═════ Provided data
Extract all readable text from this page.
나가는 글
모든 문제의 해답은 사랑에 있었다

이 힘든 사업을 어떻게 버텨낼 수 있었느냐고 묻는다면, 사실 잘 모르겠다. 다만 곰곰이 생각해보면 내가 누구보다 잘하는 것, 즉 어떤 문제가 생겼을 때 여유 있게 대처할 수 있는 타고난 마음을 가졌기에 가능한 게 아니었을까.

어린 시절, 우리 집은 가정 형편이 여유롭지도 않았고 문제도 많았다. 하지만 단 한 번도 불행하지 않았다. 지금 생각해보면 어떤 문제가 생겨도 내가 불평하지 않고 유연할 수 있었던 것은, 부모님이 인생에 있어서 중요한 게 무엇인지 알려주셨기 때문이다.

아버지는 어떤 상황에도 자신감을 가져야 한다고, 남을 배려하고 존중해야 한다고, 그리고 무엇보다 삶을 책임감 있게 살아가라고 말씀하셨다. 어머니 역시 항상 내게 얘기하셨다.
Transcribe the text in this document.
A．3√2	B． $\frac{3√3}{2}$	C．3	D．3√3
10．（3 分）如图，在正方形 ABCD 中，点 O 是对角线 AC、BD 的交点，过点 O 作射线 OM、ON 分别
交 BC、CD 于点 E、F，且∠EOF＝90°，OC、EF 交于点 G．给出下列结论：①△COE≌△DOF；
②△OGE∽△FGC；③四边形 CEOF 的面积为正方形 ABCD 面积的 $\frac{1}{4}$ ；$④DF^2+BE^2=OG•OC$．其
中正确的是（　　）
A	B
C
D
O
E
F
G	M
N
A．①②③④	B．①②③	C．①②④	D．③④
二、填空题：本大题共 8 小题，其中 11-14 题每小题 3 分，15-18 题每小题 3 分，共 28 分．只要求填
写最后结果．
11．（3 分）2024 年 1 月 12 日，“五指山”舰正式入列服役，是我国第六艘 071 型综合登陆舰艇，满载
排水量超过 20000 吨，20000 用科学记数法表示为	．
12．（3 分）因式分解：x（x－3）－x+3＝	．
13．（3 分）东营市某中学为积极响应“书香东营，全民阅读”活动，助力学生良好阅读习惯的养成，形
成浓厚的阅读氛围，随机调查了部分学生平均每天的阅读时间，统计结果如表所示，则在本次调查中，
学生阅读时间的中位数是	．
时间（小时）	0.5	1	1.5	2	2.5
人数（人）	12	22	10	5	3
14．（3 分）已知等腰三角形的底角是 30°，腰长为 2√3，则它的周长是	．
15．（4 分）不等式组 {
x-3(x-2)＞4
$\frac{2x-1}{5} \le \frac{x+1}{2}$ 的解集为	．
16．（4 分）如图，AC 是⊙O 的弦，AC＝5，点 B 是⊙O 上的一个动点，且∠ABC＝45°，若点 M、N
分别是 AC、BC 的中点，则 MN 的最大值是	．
══════════
## To do
Every record should be given again exactly.

## Expected output
Extract all readable text from this page.
나가는 글
모든 문제의 해답은 사랑에 있었다

이 힘든 사업을 어떻게 버텨낼 수 있었느냐고 묻는다면, 사실 잘 모르겠다. 다만 곰곰이 생각해보면 내가 누구보다 잘하는 것, 즉 어떤 문제가 생겼을 때 여유 있게 대처할 수 있는 타고난 마음을 가졌기에 가능한 게 아니었을까.

어린 시절, 우리 집은 가정 형편이 여유롭지도 않았고 문제도 많았다. 하지만 단 한 번도 불행하지 않았다. 지금 생각해보면 어떤 문제가 생겨도 내가 불평하지 않고 유연할 수 있었던 것은, 부모님이 인생에 있어서 중요한 게 무엇인지 알려주셨기 때문이다.

아버지는 어떤 상황에도 자신감을 가져야 한다고, 남을 배려하고 존중해야 한다고, 그리고 무엇보다 삶을 책임감 있게 살아가라고 말씀하셨다. 어머니 역시 항상 내게 얘기하셨다.
Transcribe the text in this document.
A．3√2	B． $\frac{3√3}{2}$	C．3	D．3√3
10．（3 分）如图，在正方形 ABCD 中，点 O 是对角线 AC、BD 的交点，过点 O 作射线 OM、ON 分别
交 BC、CD 于点 E、F，且∠EOF＝90°，OC、EF 交于点 G．给出下列结论：①△COE≌△DOF；
②△OGE∽△FGC；③四边形 CEOF 的面积为正方形 ABCD 面积的 $\frac{1}{4}$ ；$④DF^2+BE^2=OG•OC$．其
中正确的是（　　）
A	B
C
D
O
E
F
G	M
N
A．①②③④	B．①②③	C．①②④	D．③④
二、填空题：本大题共 8 小题，其中 11-14 题每小题 3 分，15-18 题每小题 3 分，共 28 分．只要求填
写最后结果．
11．（3 分）2024 年 1 月 12 日，“五指山”舰正式入列服役，是我国第六艘 071 型综合登陆舰艇，满载
排水量超过 20000 吨，20000 用科学记数法表示为	．
12．（3 分）因式分解：x（x－3）－x+3＝	．
13．（3 分）东营市某中学为积极响应“书香东营，全民阅读”活动，助力学生良好阅读习惯的养成，形
成浓厚的阅读氛围，随机调查了部分学生平均每天的阅读时间，统计结果如表所示，则在本次调查中，
学生阅读时间的中位数是	．
时间（小时）	0.5	1	1.5	2	2.5
人数（人）	12	22	10	5	3
14．（3 分）已知等腰三角形的底角是 30°，腰长为 2√3，则它的周长是	．
15．（4 分）不等式组 {
x-3(x-2)＞4
$\frac{2x-1}{5} \le \frac{x+1}{2}$ 的解集为	．
16．（4 分）如图，AC 是⊙O 的弦，AC＝5，点 B 是⊙O 上的一个动点，且∠ABC＝45°，若点 M、N
分别是 AC、BC 的中点，则 MN 的最大值是	．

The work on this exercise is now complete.